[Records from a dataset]

▬▬▬▬▬▬▬▬▬▬

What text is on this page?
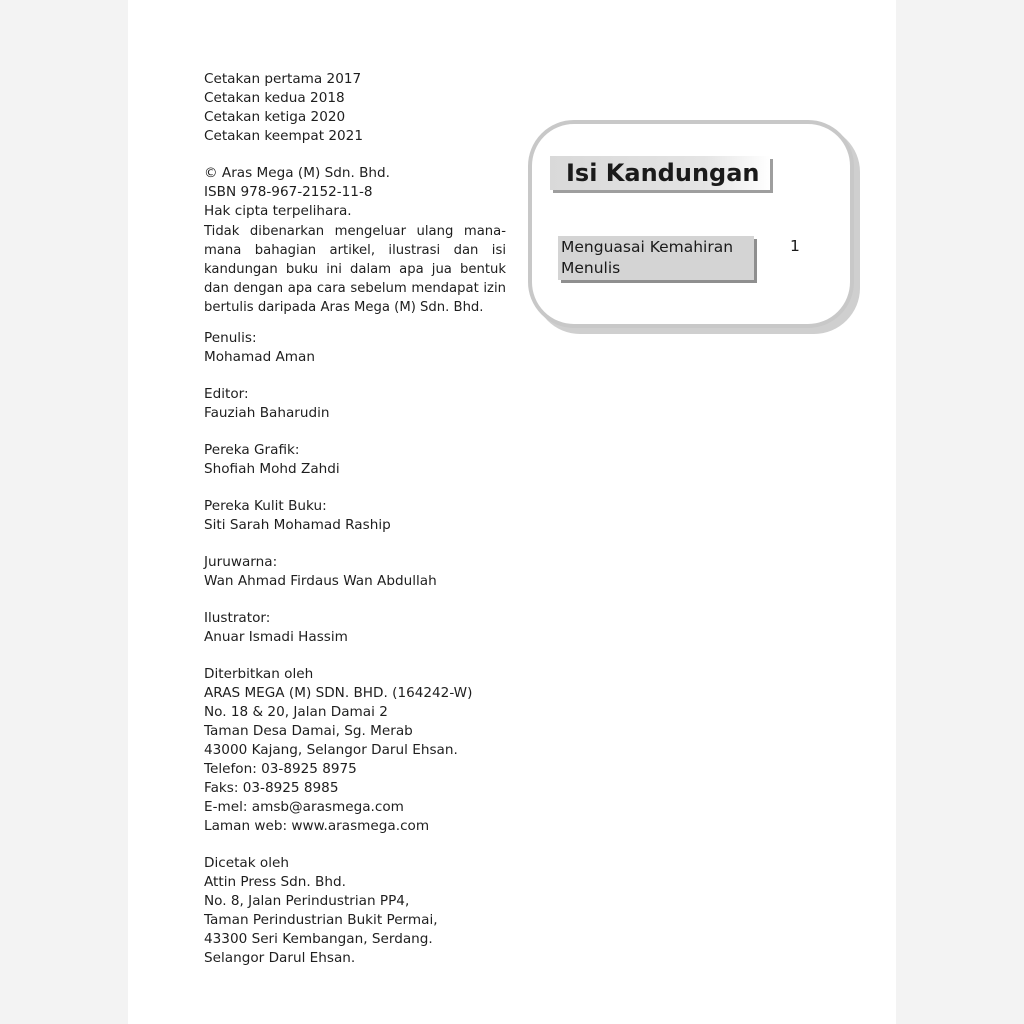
Cetakan pertama 2017
Cetakan kedua 2018
Cetakan ketiga 2020
Cetakan keempat 2021
© Aras Mega (M) Sdn. Bhd.
ISBN 978-967-2152-11-8
Hak cipta terpelihara.
Tidak dibenarkan mengeluar ulang mana-mana bahagian artikel, ilustrasi dan isi kandungan buku ini dalam apa jua bentuk dan dengan apa cara sebelum mendapat izin bertulis daripada Aras Mega (M) Sdn. Bhd.
Penulis:
Mohamad Aman
Editor:
Fauziah Baharudin
Pereka Grafik:
Shofiah Mohd Zahdi
Pereka Kulit Buku:
Siti Sarah Mohamad Raship
Juruwarna:
Wan Ahmad Firdaus Wan Abdullah
Ilustrator:
Anuar Ismadi Hassim
Diterbitkan oleh
ARAS MEGA (M) SDN. BHD. (164242-W)
No. 18 & 20, Jalan Damai 2
Taman Desa Damai, Sg. Merab
43000 Kajang, Selangor Darul Ehsan.
Telefon: 03-8925 8975
Faks: 03-8925 8985
E-mel: amsb@arasmega.com
Laman web: www.arasmega.com
Dicetak oleh
Attin Press Sdn. Bhd.
No. 8, Jalan Perindustrian PP4,
Taman Perindustrian Bukit Permai,
43300 Seri Kembangan, Serdang.
Selangor Darul Ehsan.
Isi Kandungan
Menguasai Kemahiran
Menulis
1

▬▬▬▬▬▬▬▬▬▬

§ **Task prompt**: Out of the material above, select every line that holds the string "Damai".

§ **Exercise answer**:
No. 18 & 20, Jalan Damai 2
Taman Desa Damai, Sg. Merab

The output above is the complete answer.